> [The exercise] Gather each line containing the string "color" from these entries.

[Source records]

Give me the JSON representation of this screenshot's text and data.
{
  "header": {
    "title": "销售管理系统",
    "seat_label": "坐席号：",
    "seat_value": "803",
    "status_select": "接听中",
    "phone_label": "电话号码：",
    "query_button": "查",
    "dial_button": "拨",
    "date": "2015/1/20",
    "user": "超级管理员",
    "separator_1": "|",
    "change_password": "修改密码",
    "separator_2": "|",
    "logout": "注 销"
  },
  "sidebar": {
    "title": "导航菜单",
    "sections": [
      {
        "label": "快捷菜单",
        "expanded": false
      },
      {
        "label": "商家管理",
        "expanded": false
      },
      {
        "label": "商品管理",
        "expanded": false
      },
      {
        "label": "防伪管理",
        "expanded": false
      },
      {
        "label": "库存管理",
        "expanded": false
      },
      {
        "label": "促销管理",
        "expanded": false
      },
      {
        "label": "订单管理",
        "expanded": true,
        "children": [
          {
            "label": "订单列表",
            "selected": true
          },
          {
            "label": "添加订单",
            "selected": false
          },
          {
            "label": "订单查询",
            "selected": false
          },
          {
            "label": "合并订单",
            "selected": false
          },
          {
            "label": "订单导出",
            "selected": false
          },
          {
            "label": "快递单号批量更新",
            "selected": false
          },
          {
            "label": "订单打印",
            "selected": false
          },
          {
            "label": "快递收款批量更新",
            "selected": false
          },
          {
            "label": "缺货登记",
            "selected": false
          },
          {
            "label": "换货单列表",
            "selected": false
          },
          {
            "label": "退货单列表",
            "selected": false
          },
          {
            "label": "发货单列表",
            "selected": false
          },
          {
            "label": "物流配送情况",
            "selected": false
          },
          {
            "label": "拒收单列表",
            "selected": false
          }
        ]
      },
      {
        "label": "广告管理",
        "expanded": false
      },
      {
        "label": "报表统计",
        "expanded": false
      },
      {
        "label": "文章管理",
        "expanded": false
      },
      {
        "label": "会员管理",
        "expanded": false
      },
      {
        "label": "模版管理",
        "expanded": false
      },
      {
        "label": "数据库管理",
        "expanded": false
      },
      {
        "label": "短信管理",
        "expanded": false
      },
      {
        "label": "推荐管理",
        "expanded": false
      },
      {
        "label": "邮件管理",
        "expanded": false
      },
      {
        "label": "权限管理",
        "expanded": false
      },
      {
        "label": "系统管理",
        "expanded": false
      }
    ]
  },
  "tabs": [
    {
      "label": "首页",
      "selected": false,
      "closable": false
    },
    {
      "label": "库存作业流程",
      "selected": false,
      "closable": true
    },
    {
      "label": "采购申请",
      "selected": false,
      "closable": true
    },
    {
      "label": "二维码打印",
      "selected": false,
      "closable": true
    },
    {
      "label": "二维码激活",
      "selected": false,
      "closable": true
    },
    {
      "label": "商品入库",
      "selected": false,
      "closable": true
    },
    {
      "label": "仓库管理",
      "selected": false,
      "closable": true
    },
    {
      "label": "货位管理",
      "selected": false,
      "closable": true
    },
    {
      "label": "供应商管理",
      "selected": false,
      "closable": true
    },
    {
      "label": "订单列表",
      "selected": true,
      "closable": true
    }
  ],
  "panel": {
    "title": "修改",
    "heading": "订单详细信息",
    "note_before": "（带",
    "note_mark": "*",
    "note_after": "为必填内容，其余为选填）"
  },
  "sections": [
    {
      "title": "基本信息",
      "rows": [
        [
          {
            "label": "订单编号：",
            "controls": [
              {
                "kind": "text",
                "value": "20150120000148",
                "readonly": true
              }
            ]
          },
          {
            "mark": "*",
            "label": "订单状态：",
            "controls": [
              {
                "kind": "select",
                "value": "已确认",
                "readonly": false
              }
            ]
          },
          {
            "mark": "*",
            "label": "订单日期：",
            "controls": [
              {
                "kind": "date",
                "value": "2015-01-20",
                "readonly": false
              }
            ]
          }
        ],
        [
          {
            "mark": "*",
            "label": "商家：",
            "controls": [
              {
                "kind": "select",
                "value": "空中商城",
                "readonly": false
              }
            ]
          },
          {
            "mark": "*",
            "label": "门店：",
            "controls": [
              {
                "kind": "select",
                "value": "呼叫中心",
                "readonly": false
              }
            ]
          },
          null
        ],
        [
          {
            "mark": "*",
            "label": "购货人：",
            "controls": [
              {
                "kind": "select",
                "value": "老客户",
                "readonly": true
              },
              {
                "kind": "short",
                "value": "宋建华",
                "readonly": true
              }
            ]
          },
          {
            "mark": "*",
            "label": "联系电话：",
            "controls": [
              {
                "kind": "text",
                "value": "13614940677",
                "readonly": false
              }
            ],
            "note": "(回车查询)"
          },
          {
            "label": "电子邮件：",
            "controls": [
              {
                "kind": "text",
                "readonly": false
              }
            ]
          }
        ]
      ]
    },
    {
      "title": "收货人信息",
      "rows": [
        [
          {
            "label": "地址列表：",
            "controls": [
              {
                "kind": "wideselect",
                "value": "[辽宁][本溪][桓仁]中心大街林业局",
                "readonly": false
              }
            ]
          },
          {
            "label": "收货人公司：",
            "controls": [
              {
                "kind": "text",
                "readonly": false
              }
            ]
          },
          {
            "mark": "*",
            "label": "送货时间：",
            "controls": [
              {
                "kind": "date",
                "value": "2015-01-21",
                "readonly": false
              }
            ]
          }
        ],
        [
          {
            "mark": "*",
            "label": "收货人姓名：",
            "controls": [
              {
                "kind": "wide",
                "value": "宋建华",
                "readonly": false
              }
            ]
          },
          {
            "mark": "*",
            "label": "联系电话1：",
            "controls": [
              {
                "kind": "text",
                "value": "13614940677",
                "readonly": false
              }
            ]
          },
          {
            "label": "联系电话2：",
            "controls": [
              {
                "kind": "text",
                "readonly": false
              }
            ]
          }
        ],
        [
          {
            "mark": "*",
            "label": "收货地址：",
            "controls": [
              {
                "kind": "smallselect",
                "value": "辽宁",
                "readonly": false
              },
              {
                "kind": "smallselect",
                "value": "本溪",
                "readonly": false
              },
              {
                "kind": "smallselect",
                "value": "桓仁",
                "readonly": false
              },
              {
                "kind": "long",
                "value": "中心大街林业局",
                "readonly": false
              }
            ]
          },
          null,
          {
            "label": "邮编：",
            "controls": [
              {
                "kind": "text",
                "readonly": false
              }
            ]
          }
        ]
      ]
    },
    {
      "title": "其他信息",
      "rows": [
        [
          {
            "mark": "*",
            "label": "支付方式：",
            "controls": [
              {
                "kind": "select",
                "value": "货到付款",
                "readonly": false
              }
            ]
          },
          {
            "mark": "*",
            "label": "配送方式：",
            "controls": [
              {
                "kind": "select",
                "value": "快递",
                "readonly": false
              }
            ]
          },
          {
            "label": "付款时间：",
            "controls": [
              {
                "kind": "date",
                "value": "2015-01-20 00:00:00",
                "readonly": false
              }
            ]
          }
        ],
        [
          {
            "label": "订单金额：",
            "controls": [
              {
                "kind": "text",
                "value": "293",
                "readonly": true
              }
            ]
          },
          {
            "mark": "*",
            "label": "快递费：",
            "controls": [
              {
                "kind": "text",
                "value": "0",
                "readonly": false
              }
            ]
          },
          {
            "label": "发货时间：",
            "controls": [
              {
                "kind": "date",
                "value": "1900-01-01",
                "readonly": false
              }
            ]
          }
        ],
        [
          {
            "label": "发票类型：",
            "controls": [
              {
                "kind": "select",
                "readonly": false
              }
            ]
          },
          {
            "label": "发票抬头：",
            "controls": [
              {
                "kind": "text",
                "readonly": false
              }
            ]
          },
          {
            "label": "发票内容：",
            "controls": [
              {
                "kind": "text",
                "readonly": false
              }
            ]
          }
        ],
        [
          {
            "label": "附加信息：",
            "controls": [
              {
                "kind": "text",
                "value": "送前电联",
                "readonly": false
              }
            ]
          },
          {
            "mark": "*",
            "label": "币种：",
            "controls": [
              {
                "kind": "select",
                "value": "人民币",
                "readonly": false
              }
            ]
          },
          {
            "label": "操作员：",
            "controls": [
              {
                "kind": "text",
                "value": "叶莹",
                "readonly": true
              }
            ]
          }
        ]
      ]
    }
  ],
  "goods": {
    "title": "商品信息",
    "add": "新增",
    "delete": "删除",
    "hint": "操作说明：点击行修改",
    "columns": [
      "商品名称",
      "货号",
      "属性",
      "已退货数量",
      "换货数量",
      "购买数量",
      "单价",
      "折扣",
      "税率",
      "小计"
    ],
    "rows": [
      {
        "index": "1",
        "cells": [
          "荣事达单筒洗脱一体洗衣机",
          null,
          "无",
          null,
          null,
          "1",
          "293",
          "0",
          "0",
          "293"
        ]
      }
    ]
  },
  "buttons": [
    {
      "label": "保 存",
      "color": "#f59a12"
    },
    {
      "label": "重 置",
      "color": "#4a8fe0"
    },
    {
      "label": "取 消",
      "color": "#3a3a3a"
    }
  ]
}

> [Response to this exercise]
      "color": "#f59a12"
      "color": "#4a8fe0"
      "color": "#3a3a3a"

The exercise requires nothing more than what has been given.